### Trecho selecionado
Da Virtude dos Gentios à Bestialização dos Anticristos
O alastramento formal do Mal no Tempo do Fim
Isso me leva a entender que o discurso do apóstolo Paulo em 2 Timóteo 3:1–6 é sobre a generalização da maldade, às raias do inédito, quando dos últimos dias. Porque ali se anuncia uma condição humana futura — diz respeito aos homens, em sentido genérico, e é sobre algo que está por acontecer. Desse “tipo” já eram aqueles, aos quais o apóstolo combatia através de Timóteo, que estavam se infiltrando nas casas dos crentes e inflamando as paixões com falsas doutrinas — Himeneu e Fileto são dois deles, da antiga estirpe de Janes e Jambres, os bruxos de Faraó. Nota-se que Himeneu e Fileto são descritos como tendo se desviado da Fé, sendo, portanto, gentios que apostataram para o favorecimento de suas próprias paixões concupiscentes através da distorção da Sã Doutrina — eles afirmavam, conforme os sentimentos gregos, que não haveria ressurreição do Corpo, mas apenas a ressurreição “espiritual”, no coração do cristão, e que, portanto, a ressurreição já era realizada por completo no ato da conversão, significando que os salvos vivem já e agora como se no Paraíso, o que pode ter servido como um pretexto para a anarquia moral.

### Trecho dos dados
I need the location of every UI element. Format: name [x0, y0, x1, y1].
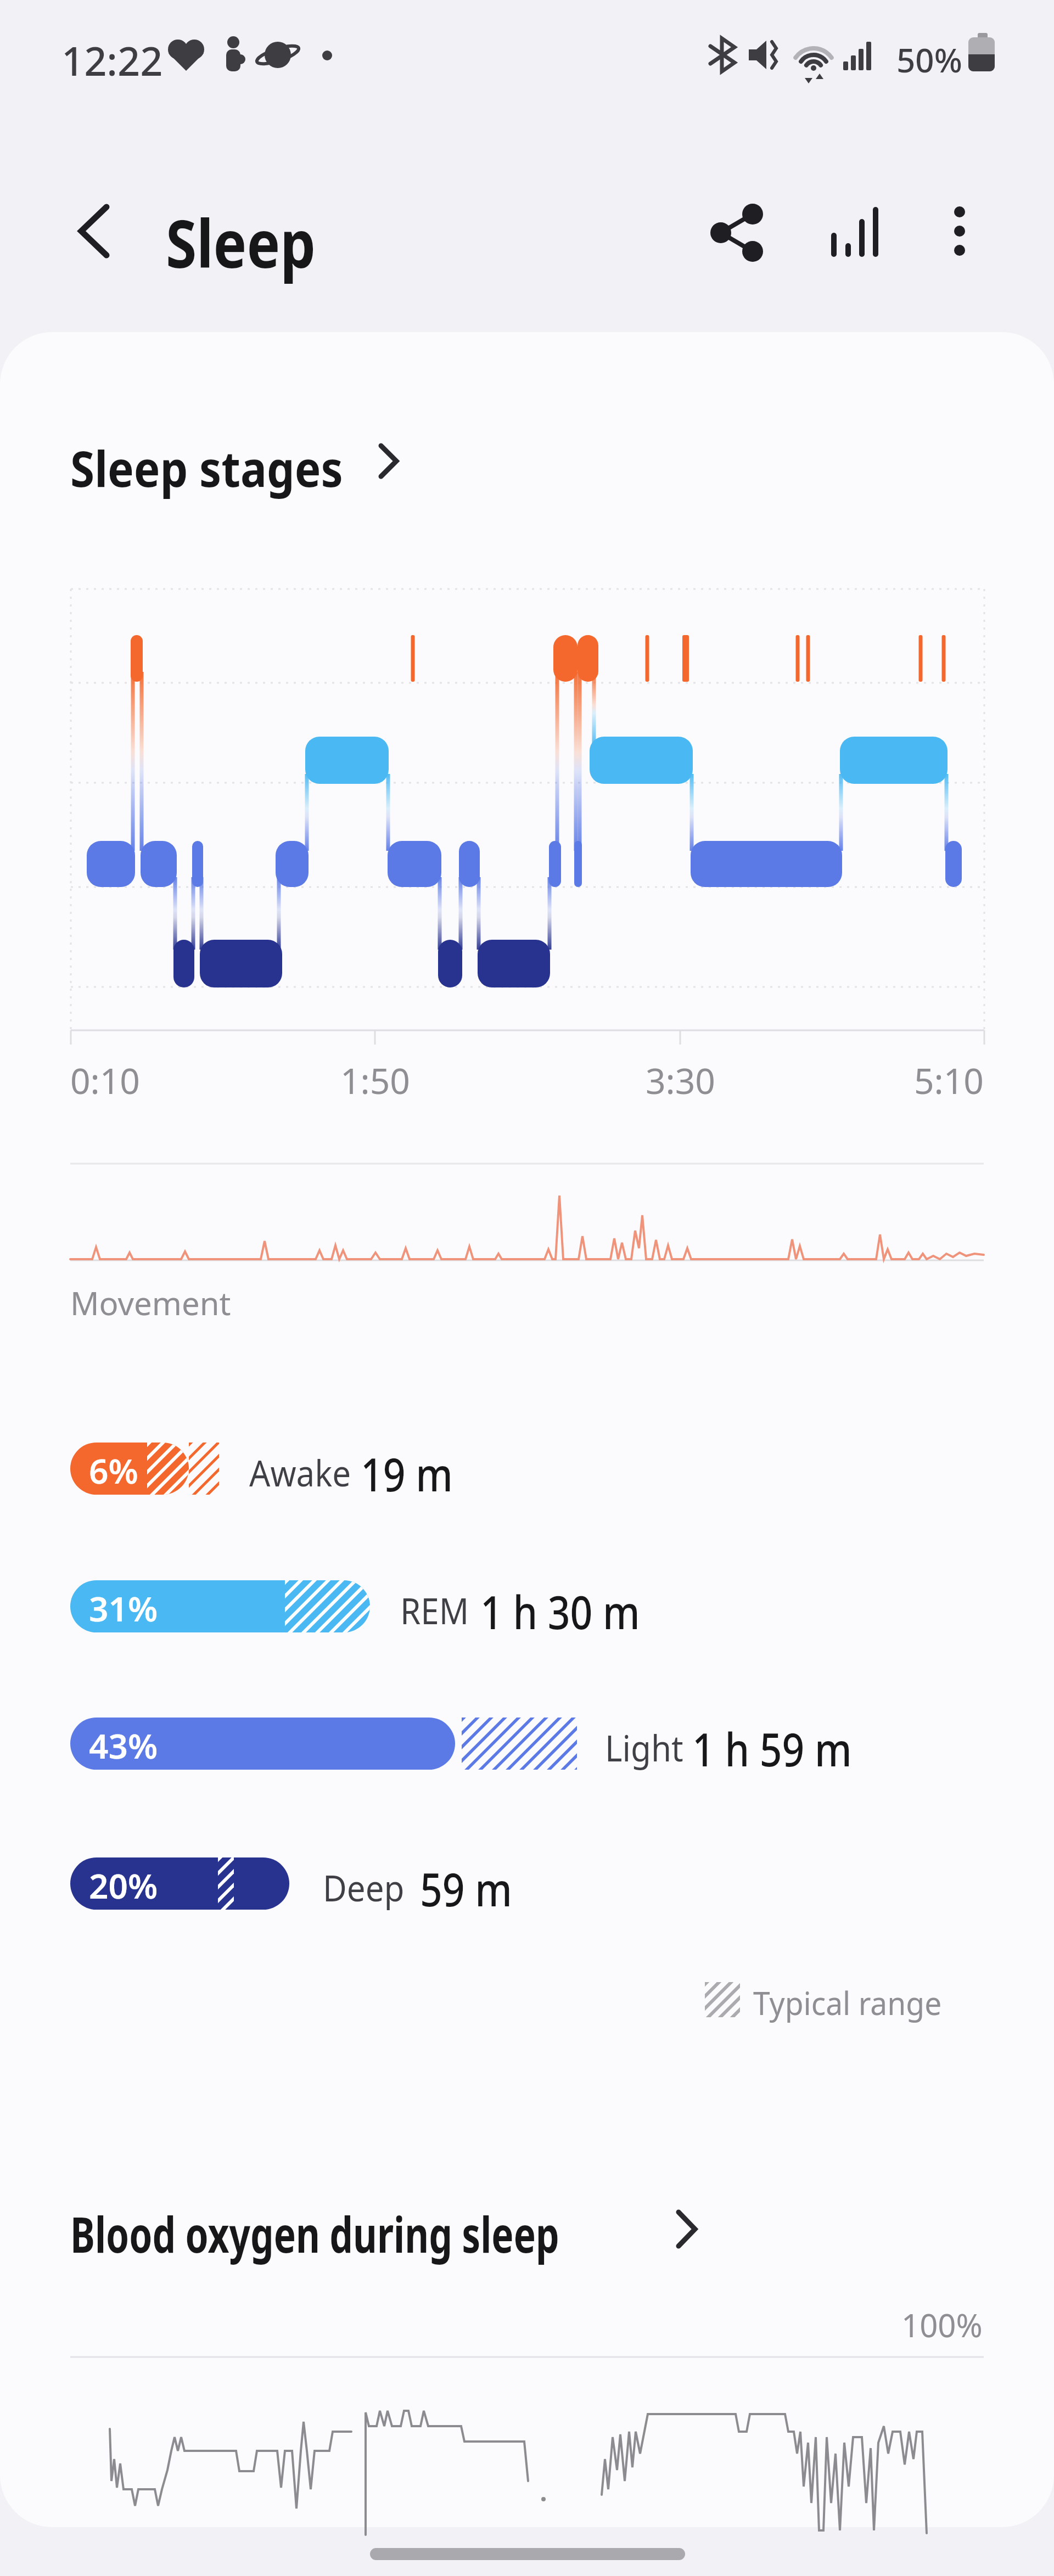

### Tarefas propostas
[A] Diga se cada afirmação abaixo está de acordo com o trecho sobre 2 Timóteo 3:1–6, respondendo sim ou não e citando literalmente as palavras do trecho que decidem a questão: (i) Himeneu e Fileto são descritos como tendo abandonado a Fé; (ii) Himeneu e Fileto negavam qualquer tipo de ressurreição; (iii) Janes e Jambres são apresentados como bruxos de Faraó.
[B] Prossiga o trecho sobre 2 Timóteo 3:1–6 a partir de sua última frase, mantendo o mesmo tom e o mesmo argumento.

### Respostas por tarefa
[A]
(i) Sim: "Himeneu e Fileto são descritos como tendo se desviado da Fé".
(ii) Não: "não haveria ressurreição do Corpo, mas apenas a ressurreição".
(iii) Sim: "Janes e Jambres, os bruxos de Faraó".

[B]
Homens dessa estirpe, em confronto direto com Deus, como Janes e Jambres, praticamente não existiram no Tempo da Ignorância…
Percebe-se como, da Revelação da Verdade, ou do Eschatos, que é Cristo, o regresso do conhecedor da Verdade aos rudimentos do mundo não pode ser inocente ou ignorante, porque é impossível que ele realmente volte ao estado mental e ao status espiritual que tivera inicialmente. Ele deverá, isto sim, torcer a Verdade por meio de sofisticadas sutilezas, alterando um ou outro ponto problemático para seu intento lascivo, desde o qual descaracteriza a inteireza do Evangelho e o redireciona, do desvio primário, para sustentar a sua rota vil. Por isso, desde a Plenitude do Tempo, que é o Tempo da Maturidade do Mundo, quando Cristo fora dado a conhecer aos homens da Elevação na Cruz e na Ressurreição dos Mortos, e a partir do cerne da própria Igreja, que é o seio do novo tipo humano, o Bem-Aventurado — inaugurado por Cristo no Sermão da Montanha -, emergem os anticristos, os pervertores da humanidade, porque são inimigos declarados de Deus os construtores de falsas doutrinas, de inspiração demoníaca, os quais as arquitetam da pilhagem dos bens do Evangelho, que conhecem, e aos quais misturam superstições em constructos ardilosos (1 João 2:18–19). Homens dessa estirpe, em confronto direto com Deus, como Janes e Jambres, praticamente não existiram no Tempo da Ignorância, mas agora, dada a Verdade ao Mundo, se proliferam progressivamente, ao ponto de se tornarem a média comum — que conta com os pervertores, que são os corruptores da Verdade, e os pervertidos, que são os corrompidos pela Mentira. Essa degeneração gradual, que fica exponencial nos momentos finais, segue a ideia da Plenitude dos Tempos como uma meia-vida, após a qual o Mundo começa a derruir em si mesmo por envelhecimento.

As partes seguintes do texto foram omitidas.